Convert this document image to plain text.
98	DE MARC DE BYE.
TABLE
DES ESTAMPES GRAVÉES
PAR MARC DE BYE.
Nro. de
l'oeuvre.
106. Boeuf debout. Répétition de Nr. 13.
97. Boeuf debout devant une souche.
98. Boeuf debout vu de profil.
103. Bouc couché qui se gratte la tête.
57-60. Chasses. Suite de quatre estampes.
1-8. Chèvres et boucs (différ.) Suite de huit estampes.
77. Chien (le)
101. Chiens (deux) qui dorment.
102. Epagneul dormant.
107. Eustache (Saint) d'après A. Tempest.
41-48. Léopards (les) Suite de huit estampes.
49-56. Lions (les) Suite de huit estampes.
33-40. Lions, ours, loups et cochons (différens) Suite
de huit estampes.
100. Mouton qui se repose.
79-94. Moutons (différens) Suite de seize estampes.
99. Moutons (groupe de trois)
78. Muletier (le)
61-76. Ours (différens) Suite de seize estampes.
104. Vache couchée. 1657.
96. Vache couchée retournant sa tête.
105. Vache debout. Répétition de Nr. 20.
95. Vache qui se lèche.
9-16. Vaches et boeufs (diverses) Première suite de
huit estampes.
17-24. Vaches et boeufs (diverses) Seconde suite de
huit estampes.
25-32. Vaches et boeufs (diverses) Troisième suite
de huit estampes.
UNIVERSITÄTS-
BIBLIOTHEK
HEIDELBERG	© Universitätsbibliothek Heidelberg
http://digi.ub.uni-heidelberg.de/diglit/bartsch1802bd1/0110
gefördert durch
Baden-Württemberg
═══
YOUR INSTRUCTIONS - Transcribe the whole listing with nothing added or left out.

SOLUTION FOR THIS EXERCISE -
Convert this document image to plain text.
98	DE MARC DE BYE.
TABLE
DES ESTAMPES GRAVÉES
PAR MARC DE BYE.
Nro. de
l'oeuvre.
106. Boeuf debout. Répétition de Nr. 13.
97. Boeuf debout devant une souche.
98. Boeuf debout vu de profil.
103. Bouc couché qui se gratte la tête.
57-60. Chasses. Suite de quatre estampes.
1-8. Chèvres et boucs (différ.) Suite de huit estampes.
77. Chien (le)
101. Chiens (deux) qui dorment.
102. Epagneul dormant.
107. Eustache (Saint) d'après A. Tempest.
41-48. Léopards (les) Suite de huit estampes.
49-56. Lions (les) Suite de huit estampes.
33-40. Lions, ours, loups et cochons (différens) Suite
de huit estampes.
100. Mouton qui se repose.
79-94. Moutons (différens) Suite de seize estampes.
99. Moutons (groupe de trois)
78. Muletier (le)
61-76. Ours (différens) Suite de seize estampes.
104. Vache couchée. 1657.
96. Vache couchée retournant sa tête.
105. Vache debout. Répétition de Nr. 20.
95. Vache qui se lèche.
9-16. Vaches et boeufs (diverses) Première suite de
huit estampes.
17-24. Vaches et boeufs (diverses) Seconde suite de
huit estampes.
25-32. Vaches et boeufs (diverses) Troisième suite
de huit estampes.
UNIVERSITÄTS-
BIBLIOTHEK
HEIDELBERG	© Universitätsbibliothek Heidelberg
http://digi.ub.uni-heidelberg.de/diglit/bartsch1802bd1/0110
gefördert durch
Baden-Württemberg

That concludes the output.